Written task -> Copy out each line below that has the word "this" in it.

Material supplied ->
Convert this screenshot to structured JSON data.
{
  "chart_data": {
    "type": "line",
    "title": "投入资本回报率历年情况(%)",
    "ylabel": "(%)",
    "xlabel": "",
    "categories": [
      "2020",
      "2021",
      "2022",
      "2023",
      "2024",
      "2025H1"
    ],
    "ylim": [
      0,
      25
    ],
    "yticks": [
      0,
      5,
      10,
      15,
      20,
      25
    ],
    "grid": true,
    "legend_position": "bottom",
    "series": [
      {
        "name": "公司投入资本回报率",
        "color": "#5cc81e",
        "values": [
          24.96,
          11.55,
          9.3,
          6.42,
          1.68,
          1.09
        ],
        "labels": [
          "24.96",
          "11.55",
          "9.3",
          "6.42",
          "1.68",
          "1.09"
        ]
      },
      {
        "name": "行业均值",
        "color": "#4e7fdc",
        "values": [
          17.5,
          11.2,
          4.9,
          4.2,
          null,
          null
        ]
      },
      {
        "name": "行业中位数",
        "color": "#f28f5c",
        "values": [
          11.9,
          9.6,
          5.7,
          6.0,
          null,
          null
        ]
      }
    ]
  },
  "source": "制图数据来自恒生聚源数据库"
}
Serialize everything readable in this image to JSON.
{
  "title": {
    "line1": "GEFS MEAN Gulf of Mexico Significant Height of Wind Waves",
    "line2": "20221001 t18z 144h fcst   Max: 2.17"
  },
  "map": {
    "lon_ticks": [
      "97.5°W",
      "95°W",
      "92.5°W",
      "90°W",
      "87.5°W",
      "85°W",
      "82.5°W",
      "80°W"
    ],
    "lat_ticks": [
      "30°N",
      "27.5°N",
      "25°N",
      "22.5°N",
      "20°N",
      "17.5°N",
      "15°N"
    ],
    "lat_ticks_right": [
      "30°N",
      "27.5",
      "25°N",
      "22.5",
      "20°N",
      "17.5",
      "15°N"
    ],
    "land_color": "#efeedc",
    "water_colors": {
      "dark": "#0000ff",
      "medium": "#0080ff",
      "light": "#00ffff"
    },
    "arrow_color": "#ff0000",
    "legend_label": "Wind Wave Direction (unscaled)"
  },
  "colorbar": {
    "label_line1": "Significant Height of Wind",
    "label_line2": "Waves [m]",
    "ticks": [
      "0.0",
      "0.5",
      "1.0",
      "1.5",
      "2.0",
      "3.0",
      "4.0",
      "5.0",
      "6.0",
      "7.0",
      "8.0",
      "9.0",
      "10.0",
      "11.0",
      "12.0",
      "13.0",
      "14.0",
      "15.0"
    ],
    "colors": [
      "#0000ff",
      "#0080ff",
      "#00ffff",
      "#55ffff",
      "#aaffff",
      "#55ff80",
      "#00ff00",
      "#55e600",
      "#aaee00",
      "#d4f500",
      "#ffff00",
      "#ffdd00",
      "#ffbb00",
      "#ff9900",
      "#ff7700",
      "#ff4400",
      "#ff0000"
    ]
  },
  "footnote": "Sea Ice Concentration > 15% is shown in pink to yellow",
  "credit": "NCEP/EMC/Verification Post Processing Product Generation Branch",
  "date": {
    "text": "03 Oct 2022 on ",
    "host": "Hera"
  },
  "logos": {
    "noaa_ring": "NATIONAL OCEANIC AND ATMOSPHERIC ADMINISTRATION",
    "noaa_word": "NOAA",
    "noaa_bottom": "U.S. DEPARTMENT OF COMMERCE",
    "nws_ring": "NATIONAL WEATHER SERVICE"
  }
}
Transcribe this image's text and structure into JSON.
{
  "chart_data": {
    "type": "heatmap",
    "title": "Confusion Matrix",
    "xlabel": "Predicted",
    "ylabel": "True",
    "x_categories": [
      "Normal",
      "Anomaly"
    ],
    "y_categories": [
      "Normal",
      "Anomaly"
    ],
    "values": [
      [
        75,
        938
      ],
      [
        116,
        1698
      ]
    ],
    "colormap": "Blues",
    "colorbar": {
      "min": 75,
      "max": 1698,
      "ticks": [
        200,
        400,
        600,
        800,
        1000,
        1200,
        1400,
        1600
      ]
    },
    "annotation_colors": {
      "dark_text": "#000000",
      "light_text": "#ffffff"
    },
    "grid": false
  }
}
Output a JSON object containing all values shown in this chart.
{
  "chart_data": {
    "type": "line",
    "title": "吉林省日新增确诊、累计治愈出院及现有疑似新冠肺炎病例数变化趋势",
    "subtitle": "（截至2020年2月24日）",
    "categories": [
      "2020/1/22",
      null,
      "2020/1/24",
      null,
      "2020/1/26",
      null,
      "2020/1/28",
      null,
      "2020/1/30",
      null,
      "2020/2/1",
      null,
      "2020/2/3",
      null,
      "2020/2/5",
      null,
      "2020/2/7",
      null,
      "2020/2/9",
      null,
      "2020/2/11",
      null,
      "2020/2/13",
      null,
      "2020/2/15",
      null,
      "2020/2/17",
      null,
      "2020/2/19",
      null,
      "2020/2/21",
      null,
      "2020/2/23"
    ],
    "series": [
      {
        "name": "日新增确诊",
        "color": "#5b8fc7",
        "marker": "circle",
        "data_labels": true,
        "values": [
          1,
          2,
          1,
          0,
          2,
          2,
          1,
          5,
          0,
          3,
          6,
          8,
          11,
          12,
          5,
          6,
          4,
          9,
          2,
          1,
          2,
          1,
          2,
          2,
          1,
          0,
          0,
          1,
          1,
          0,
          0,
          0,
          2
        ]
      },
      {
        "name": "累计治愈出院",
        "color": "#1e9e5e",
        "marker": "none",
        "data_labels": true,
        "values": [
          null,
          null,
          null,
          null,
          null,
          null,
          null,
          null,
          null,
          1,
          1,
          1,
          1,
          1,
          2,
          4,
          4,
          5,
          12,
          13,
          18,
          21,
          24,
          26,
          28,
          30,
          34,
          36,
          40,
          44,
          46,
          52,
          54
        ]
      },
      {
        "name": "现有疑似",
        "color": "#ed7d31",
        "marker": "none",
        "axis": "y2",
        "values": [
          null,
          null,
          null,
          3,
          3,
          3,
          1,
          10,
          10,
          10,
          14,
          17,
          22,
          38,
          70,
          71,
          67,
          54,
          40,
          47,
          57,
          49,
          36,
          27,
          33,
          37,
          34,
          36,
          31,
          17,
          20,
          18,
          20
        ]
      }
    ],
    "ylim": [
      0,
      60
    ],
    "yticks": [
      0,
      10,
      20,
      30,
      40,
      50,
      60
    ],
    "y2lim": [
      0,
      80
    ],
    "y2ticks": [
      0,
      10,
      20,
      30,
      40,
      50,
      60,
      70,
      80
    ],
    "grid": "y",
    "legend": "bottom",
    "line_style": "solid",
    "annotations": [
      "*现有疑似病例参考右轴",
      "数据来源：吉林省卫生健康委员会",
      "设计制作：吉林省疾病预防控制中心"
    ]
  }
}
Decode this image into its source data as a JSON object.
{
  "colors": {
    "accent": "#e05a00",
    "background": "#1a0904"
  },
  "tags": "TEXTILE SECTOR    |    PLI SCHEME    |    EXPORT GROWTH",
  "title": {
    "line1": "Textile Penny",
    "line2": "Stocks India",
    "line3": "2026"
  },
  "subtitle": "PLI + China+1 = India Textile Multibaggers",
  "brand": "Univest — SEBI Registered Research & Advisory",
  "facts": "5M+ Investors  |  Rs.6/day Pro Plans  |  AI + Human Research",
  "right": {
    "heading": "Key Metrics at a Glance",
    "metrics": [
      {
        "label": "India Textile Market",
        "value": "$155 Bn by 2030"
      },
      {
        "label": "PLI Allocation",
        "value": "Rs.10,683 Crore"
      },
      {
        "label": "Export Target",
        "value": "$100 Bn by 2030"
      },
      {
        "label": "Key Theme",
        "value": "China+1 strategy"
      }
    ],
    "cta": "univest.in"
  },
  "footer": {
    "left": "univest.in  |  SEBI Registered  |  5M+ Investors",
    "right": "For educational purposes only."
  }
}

Answer to the task ->
Convert this screenshot to structured JSON data.
Serialize everything readable in this image to JSON.
Transcribe this image's text and structure into JSON.
Output a JSON object containing all values shown in this chart.
Decode this image into its source data as a JSON object.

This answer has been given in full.